What this task involves:
Copy every record word for word.

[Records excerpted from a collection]
-- Begin --

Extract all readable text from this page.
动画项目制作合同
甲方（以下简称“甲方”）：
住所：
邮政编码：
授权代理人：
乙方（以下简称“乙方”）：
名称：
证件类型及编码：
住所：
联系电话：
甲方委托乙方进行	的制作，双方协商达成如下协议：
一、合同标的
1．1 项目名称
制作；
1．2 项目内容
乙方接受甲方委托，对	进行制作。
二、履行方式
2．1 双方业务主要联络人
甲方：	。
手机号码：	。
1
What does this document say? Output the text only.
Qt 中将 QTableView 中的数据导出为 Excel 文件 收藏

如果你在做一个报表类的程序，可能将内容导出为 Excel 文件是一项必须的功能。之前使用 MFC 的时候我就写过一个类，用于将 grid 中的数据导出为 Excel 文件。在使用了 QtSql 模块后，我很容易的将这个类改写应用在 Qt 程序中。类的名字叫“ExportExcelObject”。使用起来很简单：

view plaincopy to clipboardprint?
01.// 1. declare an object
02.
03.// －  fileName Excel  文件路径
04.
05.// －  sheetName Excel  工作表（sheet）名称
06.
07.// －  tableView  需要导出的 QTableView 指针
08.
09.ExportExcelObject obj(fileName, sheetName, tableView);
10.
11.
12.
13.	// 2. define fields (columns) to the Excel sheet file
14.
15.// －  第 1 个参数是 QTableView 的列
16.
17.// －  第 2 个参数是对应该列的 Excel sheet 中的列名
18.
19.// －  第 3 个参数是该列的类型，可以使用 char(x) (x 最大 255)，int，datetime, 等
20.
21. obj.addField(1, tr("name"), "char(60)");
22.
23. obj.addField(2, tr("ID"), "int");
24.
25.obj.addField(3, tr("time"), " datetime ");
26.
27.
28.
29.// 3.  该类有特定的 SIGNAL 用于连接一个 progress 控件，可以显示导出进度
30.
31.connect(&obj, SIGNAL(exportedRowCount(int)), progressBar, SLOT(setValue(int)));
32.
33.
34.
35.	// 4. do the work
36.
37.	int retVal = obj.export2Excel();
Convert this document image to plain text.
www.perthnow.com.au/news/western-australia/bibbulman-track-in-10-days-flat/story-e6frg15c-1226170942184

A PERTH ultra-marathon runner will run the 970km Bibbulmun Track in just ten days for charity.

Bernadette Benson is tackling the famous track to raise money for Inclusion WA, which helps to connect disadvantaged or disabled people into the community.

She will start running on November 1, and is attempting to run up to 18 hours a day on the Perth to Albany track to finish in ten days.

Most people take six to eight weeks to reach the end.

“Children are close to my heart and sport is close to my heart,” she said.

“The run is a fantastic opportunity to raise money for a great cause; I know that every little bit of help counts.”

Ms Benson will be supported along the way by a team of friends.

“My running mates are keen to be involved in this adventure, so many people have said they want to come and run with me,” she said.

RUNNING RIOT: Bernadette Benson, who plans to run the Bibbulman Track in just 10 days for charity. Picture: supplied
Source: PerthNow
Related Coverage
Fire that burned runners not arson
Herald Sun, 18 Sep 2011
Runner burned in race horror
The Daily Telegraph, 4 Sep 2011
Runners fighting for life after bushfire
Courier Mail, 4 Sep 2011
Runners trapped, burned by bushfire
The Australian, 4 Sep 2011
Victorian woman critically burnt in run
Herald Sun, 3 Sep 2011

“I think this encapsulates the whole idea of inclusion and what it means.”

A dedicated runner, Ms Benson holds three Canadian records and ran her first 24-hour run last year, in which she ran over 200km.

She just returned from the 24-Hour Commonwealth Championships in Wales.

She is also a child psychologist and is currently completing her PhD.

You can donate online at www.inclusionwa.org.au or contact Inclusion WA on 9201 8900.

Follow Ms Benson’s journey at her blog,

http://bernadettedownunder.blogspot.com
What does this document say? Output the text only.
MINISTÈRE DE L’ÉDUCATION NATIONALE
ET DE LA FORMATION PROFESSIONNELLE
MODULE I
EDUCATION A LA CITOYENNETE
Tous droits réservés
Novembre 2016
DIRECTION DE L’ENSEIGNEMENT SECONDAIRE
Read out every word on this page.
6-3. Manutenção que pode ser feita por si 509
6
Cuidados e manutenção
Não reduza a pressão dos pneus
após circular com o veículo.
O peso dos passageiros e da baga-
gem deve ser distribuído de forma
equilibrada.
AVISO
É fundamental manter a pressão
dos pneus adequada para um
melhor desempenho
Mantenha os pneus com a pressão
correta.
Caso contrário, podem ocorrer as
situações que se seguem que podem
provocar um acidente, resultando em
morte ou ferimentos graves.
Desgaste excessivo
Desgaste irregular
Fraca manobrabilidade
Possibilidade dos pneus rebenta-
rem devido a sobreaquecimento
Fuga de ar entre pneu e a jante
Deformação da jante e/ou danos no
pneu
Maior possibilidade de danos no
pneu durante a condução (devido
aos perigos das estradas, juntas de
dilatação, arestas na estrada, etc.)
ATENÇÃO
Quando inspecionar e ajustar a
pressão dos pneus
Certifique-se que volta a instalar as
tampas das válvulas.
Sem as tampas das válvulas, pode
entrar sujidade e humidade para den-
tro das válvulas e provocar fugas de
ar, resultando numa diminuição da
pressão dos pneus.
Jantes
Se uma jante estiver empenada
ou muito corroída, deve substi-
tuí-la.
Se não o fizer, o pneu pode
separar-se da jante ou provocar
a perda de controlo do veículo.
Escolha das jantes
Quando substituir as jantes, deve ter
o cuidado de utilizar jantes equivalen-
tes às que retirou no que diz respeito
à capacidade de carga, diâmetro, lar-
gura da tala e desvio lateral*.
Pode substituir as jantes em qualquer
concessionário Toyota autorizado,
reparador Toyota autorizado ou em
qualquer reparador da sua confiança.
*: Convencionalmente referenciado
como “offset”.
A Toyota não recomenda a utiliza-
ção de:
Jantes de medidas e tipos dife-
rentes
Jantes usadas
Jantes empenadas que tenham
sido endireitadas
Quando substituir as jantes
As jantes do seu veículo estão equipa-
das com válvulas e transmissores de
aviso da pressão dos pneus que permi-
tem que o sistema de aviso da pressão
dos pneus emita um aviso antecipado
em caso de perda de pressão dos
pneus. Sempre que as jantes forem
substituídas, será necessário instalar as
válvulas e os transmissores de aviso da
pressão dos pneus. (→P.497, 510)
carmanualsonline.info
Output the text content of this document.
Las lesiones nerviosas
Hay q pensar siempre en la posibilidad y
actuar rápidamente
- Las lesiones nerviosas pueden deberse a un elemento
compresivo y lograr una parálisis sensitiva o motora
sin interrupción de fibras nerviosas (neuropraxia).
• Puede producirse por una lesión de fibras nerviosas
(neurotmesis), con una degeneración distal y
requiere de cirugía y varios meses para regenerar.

-- End --

Answer for the task:
Extract all readable text from this page.
动画项目制作合同
甲方（以下简称“甲方”）：
住所：
邮政编码：
授权代理人：
乙方（以下简称“乙方”）：
名称：
证件类型及编码：
住所：
联系电话：
甲方委托乙方进行	的制作，双方协商达成如下协议：
一、合同标的
1．1 项目名称
制作；
1．2 项目内容
乙方接受甲方委托，对	进行制作。
二、履行方式
2．1 双方业务主要联络人
甲方：	。
手机号码：	。
1
What does this document say? Output the text only.
Qt 中将 QTableView 中的数据导出为 Excel 文件 收藏

如果你在做一个报表类的程序，可能将内容导出为 Excel 文件是一项必须的功能。之前使用 MFC 的时候我就写过一个类，用于将 grid 中的数据导出为 Excel 文件。在使用了 QtSql 模块后，我很容易的将这个类改写应用在 Qt 程序中。类的名字叫“ExportExcelObject”。使用起来很简单：

view plaincopy to clipboardprint?
01.// 1. declare an object
02.
03.// －  fileName Excel  文件路径
04.
05.// －  sheetName Excel  工作表（sheet）名称
06.
07.// －  tableView  需要导出的 QTableView 指针
08.
09.ExportExcelObject obj(fileName, sheetName, tableView);
10.
11.
12.
13.	// 2. define fields (columns) to the Excel sheet file
14.
15.// －  第 1 个参数是 QTableView 的列
16.
17.// －  第 2 个参数是对应该列的 Excel sheet 中的列名
18.
19.// －  第 3 个参数是该列的类型，可以使用 char(x) (x 最大 255)，int，datetime, 等
20.
21. obj.addField(1, tr("name"), "char(60)");
22.
23. obj.addField(2, tr("ID"), "int");
24.
25.obj.addField(3, tr("time"), " datetime ");
26.
27.
28.
29.// 3.  该类有特定的 SIGNAL 用于连接一个 progress 控件，可以显示导出进度
30.
31.connect(&obj, SIGNAL(exportedRowCount(int)), progressBar, SLOT(setValue(int)));
32.
33.
34.
35.	// 4. do the work
36.
37.	int retVal = obj.export2Excel();
Convert this document image to plain text.
www.perthnow.com.au/news/western-australia/bibbulman-track-in-10-days-flat/story-e6frg15c-1226170942184

A PERTH ultra-marathon runner will run the 970km Bibbulmun Track in just ten days for charity.

Bernadette Benson is tackling the famous track to raise money for Inclusion WA, which helps to connect disadvantaged or disabled people into the community.

She will start running on November 1, and is attempting to run up to 18 hours a day on the Perth to Albany track to finish in ten days.

Most people take six to eight weeks to reach the end.

“Children are close to my heart and sport is close to my heart,” she said.

“The run is a fantastic opportunity to raise money for a great cause; I know that every little bit of help counts.”

Ms Benson will be supported along the way by a team of friends.

“My running mates are keen to be involved in this adventure, so many people have said they want to come and run with me,” she said.

RUNNING RIOT: Bernadette Benson, who plans to run the Bibbulman Track in just 10 days for charity. Picture: supplied
Source: PerthNow
Related Coverage
Fire that burned runners not arson
Herald Sun, 18 Sep 2011
Runner burned in race horror
The Daily Telegraph, 4 Sep 2011
Runners fighting for life after bushfire
Courier Mail, 4 Sep 2011
Runners trapped, burned by bushfire
The Australian, 4 Sep 2011
Victorian woman critically burnt in run
Herald Sun, 3 Sep 2011

“I think this encapsulates the whole idea of inclusion and what it means.”

A dedicated runner, Ms Benson holds three Canadian records and ran her first 24-hour run last year, in which she ran over 200km.

She just returned from the 24-Hour Commonwealth Championships in Wales.

She is also a child psychologist and is currently completing her PhD.

You can donate online at www.inclusionwa.org.au or contact Inclusion WA on 9201 8900.

Follow Ms Benson’s journey at her blog,

http://bernadettedownunder.blogspot.com
What does this document say? Output the text only.
MINISTÈRE DE L’ÉDUCATION NATIONALE
ET DE LA FORMATION PROFESSIONNELLE
MODULE I
EDUCATION A LA CITOYENNETE
Tous droits réservés
Novembre 2016
DIRECTION DE L’ENSEIGNEMENT SECONDAIRE
Read out every word on this page.
6-3. Manutenção que pode ser feita por si 509
6
Cuidados e manutenção
Não reduza a pressão dos pneus
após circular com o veículo.
O peso dos passageiros e da baga-
gem deve ser distribuído de forma
equilibrada.
AVISO
É fundamental manter a pressão
dos pneus adequada para um
melhor desempenho
Mantenha os pneus com a pressão
correta.
Caso contrário, podem ocorrer as
situações que se seguem que podem
provocar um acidente, resultando em
morte ou ferimentos graves.
Desgaste excessivo
Desgaste irregular
Fraca manobrabilidade
Possibilidade dos pneus rebenta-
rem devido a sobreaquecimento
Fuga de ar entre pneu e a jante
Deformação da jante e/ou danos no
pneu
Maior possibilidade de danos no
pneu durante a condução (devido
aos perigos das estradas, juntas de
dilatação, arestas na estrada, etc.)
ATENÇÃO
Quando inspecionar e ajustar a
pressão dos pneus
Certifique-se que volta a instalar as
tampas das válvulas.
Sem as tampas das válvulas, pode
entrar sujidade e humidade para den-
tro das válvulas e provocar fugas de
ar, resultando numa diminuição da
pressão dos pneus.
Jantes
Se uma jante estiver empenada
ou muito corroída, deve substi-
tuí-la.
Se não o fizer, o pneu pode
separar-se da jante ou provocar
a perda de controlo do veículo.
Escolha das jantes
Quando substituir as jantes, deve ter
o cuidado de utilizar jantes equivalen-
tes às que retirou no que diz respeito
à capacidade de carga, diâmetro, lar-
gura da tala e desvio lateral*.
Pode substituir as jantes em qualquer
concessionário Toyota autorizado,
reparador Toyota autorizado ou em
qualquer reparador da sua confiança.
*: Convencionalmente referenciado
como “offset”.
A Toyota não recomenda a utiliza-
ção de:
Jantes de medidas e tipos dife-
rentes
Jantes usadas
Jantes empenadas que tenham
sido endireitadas
Quando substituir as jantes
As jantes do seu veículo estão equipa-
das com válvulas e transmissores de
aviso da pressão dos pneus que permi-
tem que o sistema de aviso da pressão
dos pneus emita um aviso antecipado
em caso de perda de pressão dos
pneus. Sempre que as jantes forem
substituídas, será necessário instalar as
válvulas e os transmissores de aviso da
pressão dos pneus. (→P.497, 510)
carmanualsonline.info
Output the text content of this document.
Las lesiones nerviosas
Hay q pensar siempre en la posibilidad y
actuar rápidamente
- Las lesiones nerviosas pueden deberse a un elemento
compresivo y lograr una parálisis sensitiva o motora
sin interrupción de fibras nerviosas (neuropraxia).
• Puede producirse por una lesión de fibras nerviosas
(neurotmesis), con una degeneración distal y
requiere de cirugía y varios meses para regenerar.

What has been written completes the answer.